▸ **TASK TO CARRY OUT**:
Where a line contains the string "groupe", copy that line.

== == ==

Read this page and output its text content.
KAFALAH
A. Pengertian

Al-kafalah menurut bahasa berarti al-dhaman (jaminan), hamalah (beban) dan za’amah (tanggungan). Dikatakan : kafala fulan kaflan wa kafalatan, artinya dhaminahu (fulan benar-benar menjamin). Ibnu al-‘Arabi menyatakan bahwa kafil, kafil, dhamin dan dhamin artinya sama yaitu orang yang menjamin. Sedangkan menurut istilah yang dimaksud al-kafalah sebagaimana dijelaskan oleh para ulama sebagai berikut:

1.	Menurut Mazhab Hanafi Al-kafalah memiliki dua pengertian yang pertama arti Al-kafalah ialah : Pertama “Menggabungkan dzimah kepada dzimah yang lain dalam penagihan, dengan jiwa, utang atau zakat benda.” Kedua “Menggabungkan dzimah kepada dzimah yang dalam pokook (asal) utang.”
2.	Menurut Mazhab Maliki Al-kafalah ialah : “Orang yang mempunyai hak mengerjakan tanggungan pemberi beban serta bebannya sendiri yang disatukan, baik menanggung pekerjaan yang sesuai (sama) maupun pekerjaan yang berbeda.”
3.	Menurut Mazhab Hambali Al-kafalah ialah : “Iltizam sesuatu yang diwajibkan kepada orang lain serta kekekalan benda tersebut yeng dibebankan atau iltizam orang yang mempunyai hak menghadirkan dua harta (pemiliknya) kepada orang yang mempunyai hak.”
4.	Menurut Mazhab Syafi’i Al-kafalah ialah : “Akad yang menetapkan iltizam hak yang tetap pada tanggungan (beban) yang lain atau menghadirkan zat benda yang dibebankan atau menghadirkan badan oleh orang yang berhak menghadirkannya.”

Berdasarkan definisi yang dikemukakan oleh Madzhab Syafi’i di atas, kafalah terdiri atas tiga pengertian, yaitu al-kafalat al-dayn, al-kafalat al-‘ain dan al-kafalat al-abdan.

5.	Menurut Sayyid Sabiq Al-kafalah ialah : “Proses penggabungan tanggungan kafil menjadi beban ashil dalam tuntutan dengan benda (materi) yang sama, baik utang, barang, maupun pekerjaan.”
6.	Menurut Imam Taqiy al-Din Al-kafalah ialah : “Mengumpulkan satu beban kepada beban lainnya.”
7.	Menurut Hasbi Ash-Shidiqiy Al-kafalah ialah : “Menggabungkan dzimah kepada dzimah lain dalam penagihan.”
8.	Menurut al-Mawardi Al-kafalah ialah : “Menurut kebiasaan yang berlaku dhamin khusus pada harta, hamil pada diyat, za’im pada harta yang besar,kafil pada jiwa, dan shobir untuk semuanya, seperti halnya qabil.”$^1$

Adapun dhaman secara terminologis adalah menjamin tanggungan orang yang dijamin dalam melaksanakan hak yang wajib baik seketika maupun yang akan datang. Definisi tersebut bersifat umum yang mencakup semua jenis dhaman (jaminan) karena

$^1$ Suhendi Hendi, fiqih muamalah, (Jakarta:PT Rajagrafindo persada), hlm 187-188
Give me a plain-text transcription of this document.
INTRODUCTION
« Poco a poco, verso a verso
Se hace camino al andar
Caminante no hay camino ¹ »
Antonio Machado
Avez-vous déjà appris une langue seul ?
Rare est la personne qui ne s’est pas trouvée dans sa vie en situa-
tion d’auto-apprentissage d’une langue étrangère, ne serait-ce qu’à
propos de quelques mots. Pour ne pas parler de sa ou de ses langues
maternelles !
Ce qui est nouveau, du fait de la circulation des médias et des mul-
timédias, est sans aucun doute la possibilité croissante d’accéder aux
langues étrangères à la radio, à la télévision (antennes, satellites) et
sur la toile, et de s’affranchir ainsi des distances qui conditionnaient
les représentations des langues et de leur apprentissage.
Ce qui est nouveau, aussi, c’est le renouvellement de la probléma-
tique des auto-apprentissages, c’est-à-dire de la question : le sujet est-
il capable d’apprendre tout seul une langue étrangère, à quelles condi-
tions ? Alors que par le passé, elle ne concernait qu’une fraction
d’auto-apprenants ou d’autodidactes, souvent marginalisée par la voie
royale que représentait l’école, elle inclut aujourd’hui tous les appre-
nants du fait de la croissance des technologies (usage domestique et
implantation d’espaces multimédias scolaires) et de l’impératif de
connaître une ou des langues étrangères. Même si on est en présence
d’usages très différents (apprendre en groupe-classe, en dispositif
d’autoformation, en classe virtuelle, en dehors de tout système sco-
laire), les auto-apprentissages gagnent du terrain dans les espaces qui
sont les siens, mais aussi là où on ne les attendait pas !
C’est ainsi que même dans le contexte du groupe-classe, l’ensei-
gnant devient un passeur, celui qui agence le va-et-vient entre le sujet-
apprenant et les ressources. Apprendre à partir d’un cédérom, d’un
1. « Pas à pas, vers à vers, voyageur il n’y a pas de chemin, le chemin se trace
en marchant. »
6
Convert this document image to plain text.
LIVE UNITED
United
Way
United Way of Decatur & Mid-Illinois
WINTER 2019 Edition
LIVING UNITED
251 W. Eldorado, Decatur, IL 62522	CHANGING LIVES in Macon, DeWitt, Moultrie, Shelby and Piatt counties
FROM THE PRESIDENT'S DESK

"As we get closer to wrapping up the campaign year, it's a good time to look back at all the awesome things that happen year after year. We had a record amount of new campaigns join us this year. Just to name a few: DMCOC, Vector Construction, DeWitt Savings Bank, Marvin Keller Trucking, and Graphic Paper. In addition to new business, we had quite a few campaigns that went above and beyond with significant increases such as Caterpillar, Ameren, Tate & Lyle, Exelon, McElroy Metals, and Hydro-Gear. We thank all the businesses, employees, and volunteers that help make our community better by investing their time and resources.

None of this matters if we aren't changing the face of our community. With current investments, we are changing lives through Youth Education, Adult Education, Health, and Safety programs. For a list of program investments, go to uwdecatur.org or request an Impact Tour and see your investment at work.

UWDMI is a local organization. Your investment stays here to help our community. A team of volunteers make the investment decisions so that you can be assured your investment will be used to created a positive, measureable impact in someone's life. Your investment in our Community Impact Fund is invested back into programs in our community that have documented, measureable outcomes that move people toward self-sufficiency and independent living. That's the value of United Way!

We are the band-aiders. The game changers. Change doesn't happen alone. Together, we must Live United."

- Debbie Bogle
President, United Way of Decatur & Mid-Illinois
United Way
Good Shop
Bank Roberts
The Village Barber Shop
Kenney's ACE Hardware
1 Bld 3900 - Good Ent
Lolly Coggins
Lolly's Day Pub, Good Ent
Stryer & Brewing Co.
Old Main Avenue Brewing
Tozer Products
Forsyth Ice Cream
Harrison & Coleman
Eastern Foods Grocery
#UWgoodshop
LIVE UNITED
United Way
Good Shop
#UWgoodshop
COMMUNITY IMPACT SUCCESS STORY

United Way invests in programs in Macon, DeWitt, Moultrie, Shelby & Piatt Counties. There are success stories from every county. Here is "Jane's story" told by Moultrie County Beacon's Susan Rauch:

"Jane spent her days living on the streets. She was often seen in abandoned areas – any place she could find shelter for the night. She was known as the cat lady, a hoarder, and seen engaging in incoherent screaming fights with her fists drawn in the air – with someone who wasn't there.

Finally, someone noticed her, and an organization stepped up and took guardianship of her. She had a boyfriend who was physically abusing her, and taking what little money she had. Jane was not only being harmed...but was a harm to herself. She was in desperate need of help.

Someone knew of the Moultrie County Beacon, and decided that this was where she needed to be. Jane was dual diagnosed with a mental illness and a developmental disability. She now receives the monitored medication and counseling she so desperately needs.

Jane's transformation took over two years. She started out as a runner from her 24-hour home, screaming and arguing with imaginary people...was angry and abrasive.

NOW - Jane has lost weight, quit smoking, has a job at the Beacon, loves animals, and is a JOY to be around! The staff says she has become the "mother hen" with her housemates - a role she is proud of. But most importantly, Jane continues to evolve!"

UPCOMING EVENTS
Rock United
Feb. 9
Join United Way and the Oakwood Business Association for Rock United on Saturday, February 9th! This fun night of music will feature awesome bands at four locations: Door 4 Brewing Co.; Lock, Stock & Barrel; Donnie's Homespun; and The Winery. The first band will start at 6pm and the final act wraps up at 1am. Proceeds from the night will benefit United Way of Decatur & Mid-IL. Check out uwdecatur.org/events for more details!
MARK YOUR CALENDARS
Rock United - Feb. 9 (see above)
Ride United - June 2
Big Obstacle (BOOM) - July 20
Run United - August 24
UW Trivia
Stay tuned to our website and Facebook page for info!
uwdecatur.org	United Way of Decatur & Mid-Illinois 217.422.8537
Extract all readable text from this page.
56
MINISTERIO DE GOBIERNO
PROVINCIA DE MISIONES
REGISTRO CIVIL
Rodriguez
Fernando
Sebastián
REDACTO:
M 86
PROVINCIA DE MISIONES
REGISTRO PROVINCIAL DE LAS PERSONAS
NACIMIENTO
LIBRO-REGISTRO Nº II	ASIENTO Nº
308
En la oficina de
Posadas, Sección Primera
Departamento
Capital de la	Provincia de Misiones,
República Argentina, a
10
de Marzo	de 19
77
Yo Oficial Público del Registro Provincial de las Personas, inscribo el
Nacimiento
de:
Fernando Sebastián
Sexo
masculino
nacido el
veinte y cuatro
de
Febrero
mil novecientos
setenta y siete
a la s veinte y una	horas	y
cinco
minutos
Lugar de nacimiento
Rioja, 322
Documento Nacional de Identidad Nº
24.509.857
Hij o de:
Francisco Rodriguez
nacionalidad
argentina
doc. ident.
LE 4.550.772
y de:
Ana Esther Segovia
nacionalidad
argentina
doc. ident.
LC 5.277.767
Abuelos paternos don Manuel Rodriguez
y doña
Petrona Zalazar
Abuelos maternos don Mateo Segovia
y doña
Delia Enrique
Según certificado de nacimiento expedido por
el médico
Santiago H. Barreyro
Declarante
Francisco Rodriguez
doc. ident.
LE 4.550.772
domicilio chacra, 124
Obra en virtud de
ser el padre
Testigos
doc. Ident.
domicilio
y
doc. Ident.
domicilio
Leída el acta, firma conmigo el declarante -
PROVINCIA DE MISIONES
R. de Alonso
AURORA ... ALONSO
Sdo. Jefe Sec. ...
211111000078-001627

== == ==

▸ **RESPONSE FOR THIS EXERCISE**:
d’usages très différents (apprendre en groupe-classe, en dispositif
C’est ainsi que même dans le contexte du groupe-classe, l’ensei-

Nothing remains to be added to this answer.